= Exercise aim =
For the data below, report only the number of lines containing the string "rings".
— begin Data to process —
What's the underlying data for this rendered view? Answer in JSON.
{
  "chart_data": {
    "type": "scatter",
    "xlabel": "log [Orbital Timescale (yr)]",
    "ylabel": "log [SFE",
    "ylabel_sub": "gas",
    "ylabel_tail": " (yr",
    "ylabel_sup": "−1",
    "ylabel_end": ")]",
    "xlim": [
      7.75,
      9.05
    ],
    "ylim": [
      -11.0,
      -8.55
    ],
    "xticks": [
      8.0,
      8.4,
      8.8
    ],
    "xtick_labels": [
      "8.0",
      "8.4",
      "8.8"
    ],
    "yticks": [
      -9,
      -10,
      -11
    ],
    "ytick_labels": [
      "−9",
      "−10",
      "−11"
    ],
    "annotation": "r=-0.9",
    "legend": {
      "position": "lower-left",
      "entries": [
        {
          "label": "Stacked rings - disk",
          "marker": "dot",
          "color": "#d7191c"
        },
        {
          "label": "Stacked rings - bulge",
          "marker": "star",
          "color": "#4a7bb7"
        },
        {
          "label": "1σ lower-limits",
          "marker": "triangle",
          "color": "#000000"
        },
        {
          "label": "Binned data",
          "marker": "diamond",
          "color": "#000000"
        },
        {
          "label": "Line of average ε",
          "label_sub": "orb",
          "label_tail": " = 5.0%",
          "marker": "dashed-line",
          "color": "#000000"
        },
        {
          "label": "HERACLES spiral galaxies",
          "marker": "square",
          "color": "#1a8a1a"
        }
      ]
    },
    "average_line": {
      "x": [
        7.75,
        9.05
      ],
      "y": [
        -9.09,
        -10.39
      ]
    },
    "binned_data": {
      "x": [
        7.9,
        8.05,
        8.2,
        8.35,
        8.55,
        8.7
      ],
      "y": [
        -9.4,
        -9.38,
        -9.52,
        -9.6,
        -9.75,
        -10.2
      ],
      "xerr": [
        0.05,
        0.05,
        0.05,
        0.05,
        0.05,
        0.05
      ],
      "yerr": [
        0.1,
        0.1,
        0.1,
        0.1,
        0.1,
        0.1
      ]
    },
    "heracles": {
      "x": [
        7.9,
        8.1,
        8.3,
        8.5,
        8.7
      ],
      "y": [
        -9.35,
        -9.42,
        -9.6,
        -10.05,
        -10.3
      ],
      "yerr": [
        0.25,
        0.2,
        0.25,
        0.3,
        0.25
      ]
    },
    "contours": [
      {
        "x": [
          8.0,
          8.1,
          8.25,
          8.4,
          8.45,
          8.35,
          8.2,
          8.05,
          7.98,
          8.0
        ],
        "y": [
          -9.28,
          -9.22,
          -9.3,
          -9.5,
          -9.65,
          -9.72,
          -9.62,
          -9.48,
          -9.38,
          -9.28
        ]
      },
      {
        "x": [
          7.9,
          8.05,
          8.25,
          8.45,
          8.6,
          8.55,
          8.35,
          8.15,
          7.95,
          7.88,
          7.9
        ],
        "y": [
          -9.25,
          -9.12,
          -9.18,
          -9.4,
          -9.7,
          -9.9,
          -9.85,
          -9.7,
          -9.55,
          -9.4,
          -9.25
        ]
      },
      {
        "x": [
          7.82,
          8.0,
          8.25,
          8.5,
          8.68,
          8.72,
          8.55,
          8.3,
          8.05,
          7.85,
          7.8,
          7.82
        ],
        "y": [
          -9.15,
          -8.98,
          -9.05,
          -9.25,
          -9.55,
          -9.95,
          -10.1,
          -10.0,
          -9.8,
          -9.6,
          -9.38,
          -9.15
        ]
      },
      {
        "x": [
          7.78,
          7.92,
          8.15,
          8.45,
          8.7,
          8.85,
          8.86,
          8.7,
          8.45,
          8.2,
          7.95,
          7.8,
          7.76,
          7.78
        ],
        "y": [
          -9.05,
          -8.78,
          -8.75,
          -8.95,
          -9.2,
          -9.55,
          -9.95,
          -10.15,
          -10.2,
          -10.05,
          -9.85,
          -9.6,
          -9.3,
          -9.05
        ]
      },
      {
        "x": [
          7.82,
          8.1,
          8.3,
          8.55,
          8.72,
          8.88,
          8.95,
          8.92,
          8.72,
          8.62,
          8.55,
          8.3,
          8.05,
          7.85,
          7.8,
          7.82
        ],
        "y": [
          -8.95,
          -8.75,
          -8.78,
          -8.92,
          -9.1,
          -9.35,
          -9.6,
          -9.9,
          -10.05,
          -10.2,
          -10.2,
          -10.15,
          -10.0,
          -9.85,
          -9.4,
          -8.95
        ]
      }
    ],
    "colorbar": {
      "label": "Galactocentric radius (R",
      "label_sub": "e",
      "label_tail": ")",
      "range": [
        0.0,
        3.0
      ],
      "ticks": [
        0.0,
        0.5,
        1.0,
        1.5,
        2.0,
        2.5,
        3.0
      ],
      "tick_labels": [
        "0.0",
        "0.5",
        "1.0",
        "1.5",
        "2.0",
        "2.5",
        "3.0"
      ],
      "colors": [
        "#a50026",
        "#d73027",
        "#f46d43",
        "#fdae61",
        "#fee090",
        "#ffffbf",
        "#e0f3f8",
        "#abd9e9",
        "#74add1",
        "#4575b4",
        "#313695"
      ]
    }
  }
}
— end Data to process —
= Output of the exercise =
2